Given request » A verbatim copy of the records is required, with all pictures left out.

Input records »
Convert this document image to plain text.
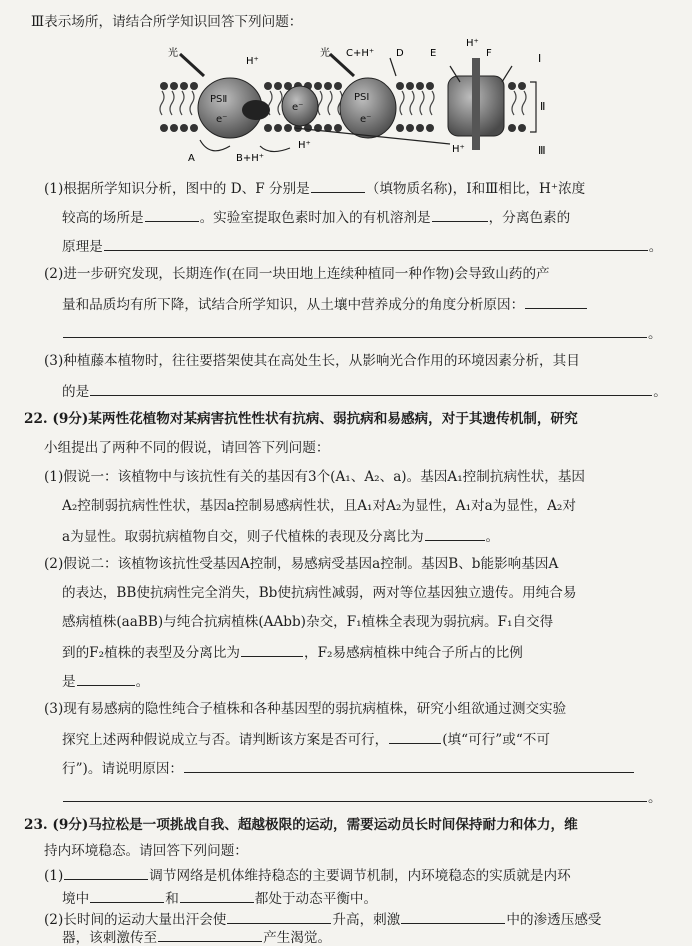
Ⅲ表示场所，请结合所学知识回答下列问题：
光	光
H⁺
C+H⁺ D	E	F
H⁺
PSⅡ	PSⅠ
e⁻
e⁻
e⁻
A	B+H⁺
H⁺	H⁺
Ⅰ
Ⅱ
Ⅲ
(1)根据所学知识分析，图中的 D、F 分别是	（填物质名称)，Ⅰ和Ⅲ相比，H⁺浓度
较高的场所是	。实验室提取色素时加入的有机溶剂是	，分离色素的
原理是	。
(2)进一步研究发现，长期连作(在同一块田地上连续种植同一种作物)会导致山药的产
量和品质均有所下降，试结合所学知识，从土壤中营养成分的角度分析原因：
。
(3)种植藤本植物时，往往要搭架使其在高处生长，从影响光合作用的环境因素分析，其目
的是	。
22. (9分)某两性花植物对某病害抗性性状有抗病、弱抗病和易感病，对于其遗传机制，研究
小组提出了两种不同的假说，请回答下列问题：
(1)假说一：该植物中与该抗性有关的基因有3个(A₁、A₂、a)。基因A₁控制抗病性状，基因
A₂控制弱抗病性性状，基因a控制易感病性状，且A₁对A₂为显性，A₁对a为显性，A₂对
a为显性。取弱抗病植物自交，则子代植株的表现及分离比为	。
(2)假说二：该植物该抗性受基因A控制，易感病受基因a控制。基因B、b能影响基因A
的表达，BB使抗病性完全消失，Bb使抗病性减弱，两对等位基因独立遗传。用纯合易
感病植株(aaBB)与纯合抗病植株(AAbb)杂交，F₁植株全表现为弱抗病。F₁自交得
到的F₂植株的表型及分离比为	，F₂易感病植株中纯合子所占的比例
是	。
(3)现有易感病的隐性纯合子植株和各种基因型的弱抗病植株，研究小组欲通过测交实验
探究上述两种假说成立与否。请判断该方案是否可行，	(填“可行”或“不可
行”)。请说明原因：
。
23. (9分)马拉松是一项挑战自我、超越极限的运动，需要运动员长时间保持耐力和体力，维
持内环境稳态。请回答下列问题：
(1)	调节网络是机体维持稳态的主要调节机制，内环境稳态的实质就是内环
境中	和	都处于动态平衡中。
(2)长时间的运动大量出汗会使	升高，刺激	中的渗透压感受
器，该刺激传至	产生渴觉。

Result »
Convert this document image to plain text.
Ⅲ表示场所，请结合所学知识回答下列问题：
光	光
H⁺
C+H⁺ D	E	F
H⁺
PSⅡ	PSⅠ
e⁻
e⁻
e⁻
A	B+H⁺
H⁺	H⁺
Ⅰ
Ⅱ
Ⅲ
(1)根据所学知识分析，图中的 D、F 分别是	（填物质名称)，Ⅰ和Ⅲ相比，H⁺浓度
较高的场所是	。实验室提取色素时加入的有机溶剂是	，分离色素的
原理是	。
(2)进一步研究发现，长期连作(在同一块田地上连续种植同一种作物)会导致山药的产
量和品质均有所下降，试结合所学知识，从土壤中营养成分的角度分析原因：
。
(3)种植藤本植物时，往往要搭架使其在高处生长，从影响光合作用的环境因素分析，其目
的是	。
22. (9分)某两性花植物对某病害抗性性状有抗病、弱抗病和易感病，对于其遗传机制，研究
小组提出了两种不同的假说，请回答下列问题：
(1)假说一：该植物中与该抗性有关的基因有3个(A₁、A₂、a)。基因A₁控制抗病性状，基因
A₂控制弱抗病性性状，基因a控制易感病性状，且A₁对A₂为显性，A₁对a为显性，A₂对
a为显性。取弱抗病植物自交，则子代植株的表现及分离比为	。
(2)假说二：该植物该抗性受基因A控制，易感病受基因a控制。基因B、b能影响基因A
的表达，BB使抗病性完全消失，Bb使抗病性减弱，两对等位基因独立遗传。用纯合易
感病植株(aaBB)与纯合抗病植株(AAbb)杂交，F₁植株全表现为弱抗病。F₁自交得
到的F₂植株的表型及分离比为	，F₂易感病植株中纯合子所占的比例
是	。
(3)现有易感病的隐性纯合子植株和各种基因型的弱抗病植株，研究小组欲通过测交实验
探究上述两种假说成立与否。请判断该方案是否可行，	(填“可行”或“不可
行”)。请说明原因：
。
23. (9分)马拉松是一项挑战自我、超越极限的运动，需要运动员长时间保持耐力和体力，维
持内环境稳态。请回答下列问题：
(1)	调节网络是机体维持稳态的主要调节机制，内环境稳态的实质就是内环
境中	和	都处于动态平衡中。
(2)长时间的运动大量出汗会使	升高，刺激	中的渗透压感受
器，该刺激传至	产生渴觉。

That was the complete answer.